What the task requires - Look through the data below. Collect every line where the word "color" occurs.
━━ Exercise input ━━
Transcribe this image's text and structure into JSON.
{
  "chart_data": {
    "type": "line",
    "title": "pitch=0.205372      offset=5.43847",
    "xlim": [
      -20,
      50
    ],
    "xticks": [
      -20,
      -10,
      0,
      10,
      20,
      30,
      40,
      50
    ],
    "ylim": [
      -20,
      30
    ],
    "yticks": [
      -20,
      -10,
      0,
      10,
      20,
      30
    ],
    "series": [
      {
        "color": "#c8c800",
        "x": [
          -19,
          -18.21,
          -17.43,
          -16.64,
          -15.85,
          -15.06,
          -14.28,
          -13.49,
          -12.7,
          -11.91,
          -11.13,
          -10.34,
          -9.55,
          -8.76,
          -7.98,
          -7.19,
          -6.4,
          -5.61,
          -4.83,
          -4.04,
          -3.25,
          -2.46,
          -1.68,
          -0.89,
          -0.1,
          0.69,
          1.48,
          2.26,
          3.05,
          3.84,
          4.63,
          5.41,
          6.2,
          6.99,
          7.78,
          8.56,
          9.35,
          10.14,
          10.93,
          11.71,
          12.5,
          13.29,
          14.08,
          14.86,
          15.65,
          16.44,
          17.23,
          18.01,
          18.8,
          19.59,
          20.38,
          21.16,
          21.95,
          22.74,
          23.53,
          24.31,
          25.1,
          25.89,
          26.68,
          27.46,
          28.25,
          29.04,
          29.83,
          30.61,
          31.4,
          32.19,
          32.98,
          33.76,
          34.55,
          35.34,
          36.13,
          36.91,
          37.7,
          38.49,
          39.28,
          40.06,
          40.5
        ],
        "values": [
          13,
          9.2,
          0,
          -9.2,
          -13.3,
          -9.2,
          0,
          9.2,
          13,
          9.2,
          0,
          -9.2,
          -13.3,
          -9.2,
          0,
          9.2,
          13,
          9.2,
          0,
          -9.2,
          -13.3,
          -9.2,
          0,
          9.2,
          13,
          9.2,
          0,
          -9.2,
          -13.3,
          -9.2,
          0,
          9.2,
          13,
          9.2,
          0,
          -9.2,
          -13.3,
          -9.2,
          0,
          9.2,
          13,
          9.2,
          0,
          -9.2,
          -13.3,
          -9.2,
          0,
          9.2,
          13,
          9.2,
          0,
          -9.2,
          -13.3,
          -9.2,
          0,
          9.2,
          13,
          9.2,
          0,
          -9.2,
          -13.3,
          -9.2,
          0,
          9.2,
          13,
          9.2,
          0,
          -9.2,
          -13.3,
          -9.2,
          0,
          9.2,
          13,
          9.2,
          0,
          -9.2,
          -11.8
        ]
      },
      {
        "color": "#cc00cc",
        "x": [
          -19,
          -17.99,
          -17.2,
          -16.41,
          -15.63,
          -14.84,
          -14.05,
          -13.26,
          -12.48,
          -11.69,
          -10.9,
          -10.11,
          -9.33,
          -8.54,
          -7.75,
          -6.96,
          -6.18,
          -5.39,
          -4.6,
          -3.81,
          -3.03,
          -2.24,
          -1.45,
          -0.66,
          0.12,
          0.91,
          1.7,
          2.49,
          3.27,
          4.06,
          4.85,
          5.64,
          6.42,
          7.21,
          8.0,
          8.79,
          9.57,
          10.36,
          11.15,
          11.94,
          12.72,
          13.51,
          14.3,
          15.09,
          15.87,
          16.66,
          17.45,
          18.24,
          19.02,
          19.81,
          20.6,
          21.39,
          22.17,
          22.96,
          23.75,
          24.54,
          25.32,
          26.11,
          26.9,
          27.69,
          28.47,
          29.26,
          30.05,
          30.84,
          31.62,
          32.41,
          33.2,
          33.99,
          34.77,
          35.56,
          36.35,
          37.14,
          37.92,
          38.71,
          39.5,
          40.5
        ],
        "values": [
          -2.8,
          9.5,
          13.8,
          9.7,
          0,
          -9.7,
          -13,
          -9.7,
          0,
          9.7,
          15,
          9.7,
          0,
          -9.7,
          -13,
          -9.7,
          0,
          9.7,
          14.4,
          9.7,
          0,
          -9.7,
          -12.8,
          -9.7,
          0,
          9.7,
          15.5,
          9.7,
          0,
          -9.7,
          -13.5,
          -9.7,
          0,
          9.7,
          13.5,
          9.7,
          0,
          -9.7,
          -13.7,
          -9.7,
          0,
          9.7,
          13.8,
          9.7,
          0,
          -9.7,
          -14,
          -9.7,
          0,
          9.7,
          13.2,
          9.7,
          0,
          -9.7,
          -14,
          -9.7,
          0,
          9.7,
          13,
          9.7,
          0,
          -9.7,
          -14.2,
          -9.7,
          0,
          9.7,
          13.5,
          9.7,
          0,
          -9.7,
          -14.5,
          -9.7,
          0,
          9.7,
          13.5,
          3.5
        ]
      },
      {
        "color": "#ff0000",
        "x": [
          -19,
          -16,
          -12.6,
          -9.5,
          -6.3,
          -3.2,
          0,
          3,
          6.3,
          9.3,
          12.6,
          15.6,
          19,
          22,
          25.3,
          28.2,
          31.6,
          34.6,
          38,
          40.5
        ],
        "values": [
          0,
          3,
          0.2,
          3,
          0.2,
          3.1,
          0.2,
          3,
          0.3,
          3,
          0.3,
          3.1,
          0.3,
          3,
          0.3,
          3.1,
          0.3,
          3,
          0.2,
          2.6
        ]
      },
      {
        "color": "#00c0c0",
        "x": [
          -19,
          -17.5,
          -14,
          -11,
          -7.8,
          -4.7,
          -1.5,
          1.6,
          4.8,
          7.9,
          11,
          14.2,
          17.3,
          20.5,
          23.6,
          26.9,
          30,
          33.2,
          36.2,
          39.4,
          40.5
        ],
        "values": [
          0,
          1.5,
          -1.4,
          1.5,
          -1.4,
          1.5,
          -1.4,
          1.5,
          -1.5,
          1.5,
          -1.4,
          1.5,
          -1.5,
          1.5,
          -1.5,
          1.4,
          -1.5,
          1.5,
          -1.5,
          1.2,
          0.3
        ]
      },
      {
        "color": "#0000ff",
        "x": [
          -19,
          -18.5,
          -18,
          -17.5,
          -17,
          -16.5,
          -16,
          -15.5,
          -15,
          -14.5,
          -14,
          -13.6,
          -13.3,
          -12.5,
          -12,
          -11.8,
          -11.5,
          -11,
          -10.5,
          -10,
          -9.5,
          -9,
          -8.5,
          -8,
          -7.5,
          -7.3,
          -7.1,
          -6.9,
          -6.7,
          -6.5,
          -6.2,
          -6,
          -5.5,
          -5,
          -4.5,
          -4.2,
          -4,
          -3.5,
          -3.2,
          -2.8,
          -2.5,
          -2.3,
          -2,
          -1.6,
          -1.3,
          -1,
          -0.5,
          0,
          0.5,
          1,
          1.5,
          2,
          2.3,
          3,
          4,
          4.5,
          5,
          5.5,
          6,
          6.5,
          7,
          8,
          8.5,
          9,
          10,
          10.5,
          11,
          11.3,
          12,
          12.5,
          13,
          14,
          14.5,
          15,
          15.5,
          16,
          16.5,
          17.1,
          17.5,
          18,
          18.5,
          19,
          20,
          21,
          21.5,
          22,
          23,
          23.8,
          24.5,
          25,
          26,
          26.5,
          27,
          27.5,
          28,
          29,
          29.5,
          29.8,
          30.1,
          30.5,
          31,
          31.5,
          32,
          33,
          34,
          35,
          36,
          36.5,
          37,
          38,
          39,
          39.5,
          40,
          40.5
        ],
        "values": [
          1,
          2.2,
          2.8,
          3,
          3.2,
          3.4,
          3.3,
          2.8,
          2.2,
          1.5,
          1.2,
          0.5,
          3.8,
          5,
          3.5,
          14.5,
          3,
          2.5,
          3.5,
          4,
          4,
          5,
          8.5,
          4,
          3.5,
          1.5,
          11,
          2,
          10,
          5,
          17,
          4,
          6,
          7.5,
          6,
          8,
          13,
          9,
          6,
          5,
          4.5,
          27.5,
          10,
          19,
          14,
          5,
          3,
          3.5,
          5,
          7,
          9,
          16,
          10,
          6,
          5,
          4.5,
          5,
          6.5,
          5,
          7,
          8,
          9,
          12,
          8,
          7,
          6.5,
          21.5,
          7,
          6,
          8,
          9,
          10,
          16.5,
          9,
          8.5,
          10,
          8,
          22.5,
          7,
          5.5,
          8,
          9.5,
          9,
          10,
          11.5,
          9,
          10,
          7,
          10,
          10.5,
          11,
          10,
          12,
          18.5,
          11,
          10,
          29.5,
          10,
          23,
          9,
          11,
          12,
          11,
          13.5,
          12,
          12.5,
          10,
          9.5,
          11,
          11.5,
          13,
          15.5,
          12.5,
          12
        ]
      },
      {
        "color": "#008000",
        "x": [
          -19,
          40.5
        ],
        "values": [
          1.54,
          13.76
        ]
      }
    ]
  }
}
━━━
Completed exercise -
        "color": "#c8c800",
        "color": "#cc00cc",
        "color": "#ff0000",
        "color": "#00c0c0",
        "color": "#0000ff",
        "color": "#008000",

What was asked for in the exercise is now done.